## WHAT THE TASK ASKS
Carry on the passage about singular values and the singular value decomposition, starting right after its last sentence.

## EXTRACT PROVIDED
━━━━━━━━━━━━━━━━━━━━━━━━━━━━━━
Notice the argument could begin with diagonalizing $\mathbf M \mathbf M^*$ rather than $\mathbf M^* \mathbf M$ (This shows directly that $\mathbf M \mathbf M^*$ and $\mathbf M^* \mathbf M$ have the same non-zero eigenvalues).

=== Based on variational characterization ===
The singular values can also be characterized as the maxima of $\mathbf u^\mathrm{T} \mathbf M \mathbf v$, considered as a function of $\mathbf u$ and $\mathbf v$, over particular subspaces. The singular vectors are the values of $\mathbf u$ and $\mathbf v$ where these maxima are attained.
━━━━━━━━━━━━━━━━━━━━━━━━━━━━━━
## DATA ENTRIES
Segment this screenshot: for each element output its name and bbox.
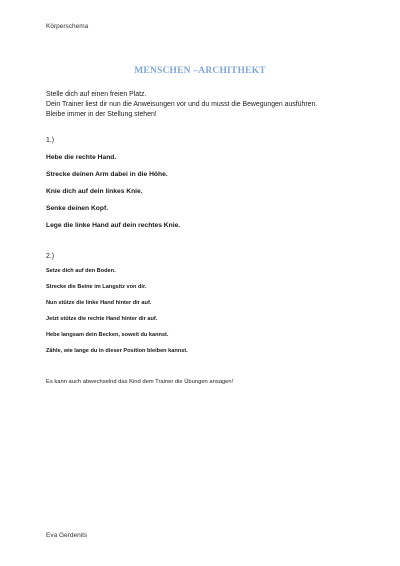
intro-line: Bleibe immer in der Stellung stehen!	[46, 111, 157, 118]
intro-line: Stelle dich auf einen freien Platz.	[46, 91, 147, 98]
document-title: MENSCHEN –ARCHITHEKT	[134, 66, 266, 76]
section-number: 2.)	[46, 253, 55, 260]
exercise-step: Zähle, wie lange du in dieser Position bleiben kannst.	[46, 348, 188, 354]
section-number: 1.)	[46, 137, 55, 144]
exercise-step: Senke deinen Kopf.	[46, 205, 109, 212]
closing-note: Es kann auch abwechselnd das Kind dem Trainer die Übungen ansagen!	[46, 379, 234, 385]
exercise-step: Strecke deinen Arm dabei in die Höhe.	[46, 171, 168, 178]
exercise-step: Hebe die rechte Hand.	[46, 154, 117, 161]
page-footer: Eva Gerdenits	[46, 532, 88, 539]
exercise-section-2	[46, 253, 376, 363]
intro-paragraph	[46, 90, 376, 120]
exercise-step: Nun stütze die linke Hand hinter dir auf.	[46, 300, 152, 306]
intro-line: Dein Trainer liest dir nun die Anweisungen vor und du musst die Bewegungen ausführen.	[46, 101, 318, 108]
exercise-step: Setze dich auf den Boden.	[46, 268, 116, 274]
exercise-step: Knie dich auf dein linkes Knie.	[46, 188, 143, 195]
page-header: Körperschema	[46, 23, 89, 30]
exercise-step: Jetzt stütze die rechte Hand hinter dir auf.	[46, 316, 158, 322]
exercise-step: Lege die linke Hand auf dein rechtes Knie.	[46, 222, 181, 229]
exercise-step: Hebe langsam dein Becken, soweit du kannst.	[46, 332, 169, 338]
exercise-step: Strecke die Beine im Langsitz von dir.	[46, 284, 147, 290]
exercise-section-1	[46, 137, 376, 237]
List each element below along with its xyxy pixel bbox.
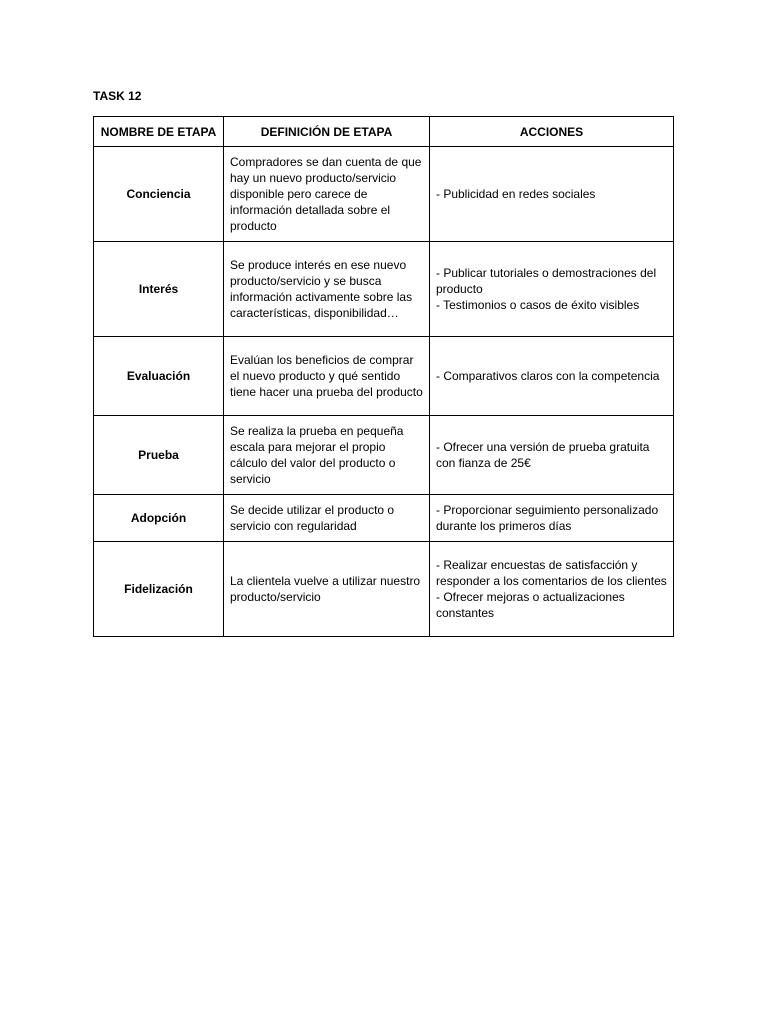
stage-definition: Se decide utilizar el producto o servicio con regularidad xyxy=(224,495,430,542)
table-row xyxy=(94,242,674,337)
action-item: - Comparativos claros con la competencia xyxy=(436,369,660,383)
action-item: - Publicidad en redes sociales xyxy=(436,187,596,201)
action-item: - Realizar encuestas de satisfacción y responder a los comentarios de los clientes xyxy=(436,558,667,588)
stages-table xyxy=(93,116,674,637)
action-item: - Publicar tutoriales o demostraciones del producto xyxy=(436,266,657,296)
table-row xyxy=(94,337,674,416)
table-row xyxy=(94,495,674,542)
stage-name: Evaluación xyxy=(94,337,224,416)
stage-definition: Se realiza la prueba en pequeña escala para mejorar el propio cálculo del valor del producto o servicio xyxy=(224,416,430,495)
action-item: - Proporcionar seguimiento personalizado durante los primeros días xyxy=(436,503,659,533)
task-title: TASK 12 xyxy=(93,89,142,103)
header-actions: ACCIONES xyxy=(430,117,674,147)
action-item: - Ofrecer mejoras o actualizaciones constantes xyxy=(436,590,625,620)
action-item: - Testimonios o casos de éxito visibles xyxy=(436,298,640,312)
stage-actions xyxy=(430,495,674,542)
stage-definition: Se produce interés en ese nuevo producto/servicio y se busca información activamente sobre las características, disponibilidad… xyxy=(224,242,430,337)
table-header-row xyxy=(94,117,674,147)
stage-name: Interés xyxy=(94,242,224,337)
stage-definition: La clientela vuelve a utilizar nuestro producto/servicio xyxy=(224,542,430,637)
stage-actions xyxy=(430,242,674,337)
stage-actions xyxy=(430,416,674,495)
stage-actions xyxy=(430,337,674,416)
action-item: - Ofrecer una versión de prueba gratuita con fianza de 25€ xyxy=(436,440,650,470)
header-stage-name: NOMBRE DE ETAPA xyxy=(94,117,224,147)
stage-definition: Evalúan los beneficios de comprar el nuevo producto y qué sentido tiene hacer una prueba del producto xyxy=(224,337,430,416)
stage-name: Prueba xyxy=(94,416,224,495)
stage-name: Conciencia xyxy=(94,147,224,242)
stage-actions xyxy=(430,542,674,637)
table-row xyxy=(94,416,674,495)
stage-actions xyxy=(430,147,674,242)
stage-name: Fidelización xyxy=(94,542,224,637)
table-row xyxy=(94,542,674,637)
stage-name: Adopción xyxy=(94,495,224,542)
stage-definition: Compradores se dan cuenta de que hay un nuevo producto/servicio disponible pero carece de información detallada sobre el producto xyxy=(224,147,430,242)
header-definition: DEFINICIÓN DE ETAPA xyxy=(224,117,430,147)
table-row xyxy=(94,147,674,242)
━━━━━━━━━━━━━━━━━━━━━━━━━━━━━━
## RESPONSE FOR THIS EXERCISE
Let $\mathbf M$ denote an $m \times n$ matrix with real entries. Let $S^{k-1}$ be the unit $(k-1)$-sphere in $\R^k$, and define $\sigma(\mathbf{u}, \mathbf{v}) = \mathbf{u}^\mathsf{T} \mathbf{M} \mathbf{v},$ $\mathbf{u} \in S^{m-1},$ $\mathbf{v} \in S^{n-1}.$

Consider the function $\sigma$ restricted to $S^{m-1} \times S^{n-1}.$ Since both $S^{m-1}$ and $S^{n-1}$ are compact sets, their product is also compact. Furthermore, since $\sigma$ is continuous, it attains a largest value for at least one pair of vectors $\mathbf u$ in $S^{m-1}$ and $\mathbf v$ in $S^{n-1}$. This largest value is denoted $\sigma_1$ and the corresponding vectors are denoted $\mathbf u_1$ and $\mathbf v_1$. Since $\sigma_1$ is the largest value of $\sigma(\mathbf u, \mathbf v)$, it must be non-negative. If it were negative, changing the sign of either $\mathbf u_1$ or $\mathbf v_1$ would make it positive and therefore larger.

Statement $\mathbf u_1$ and $\mathbf v_1$ are left- and right-singular vectors of $\mathbf M$ with corresponding singular value $\sigma_1$.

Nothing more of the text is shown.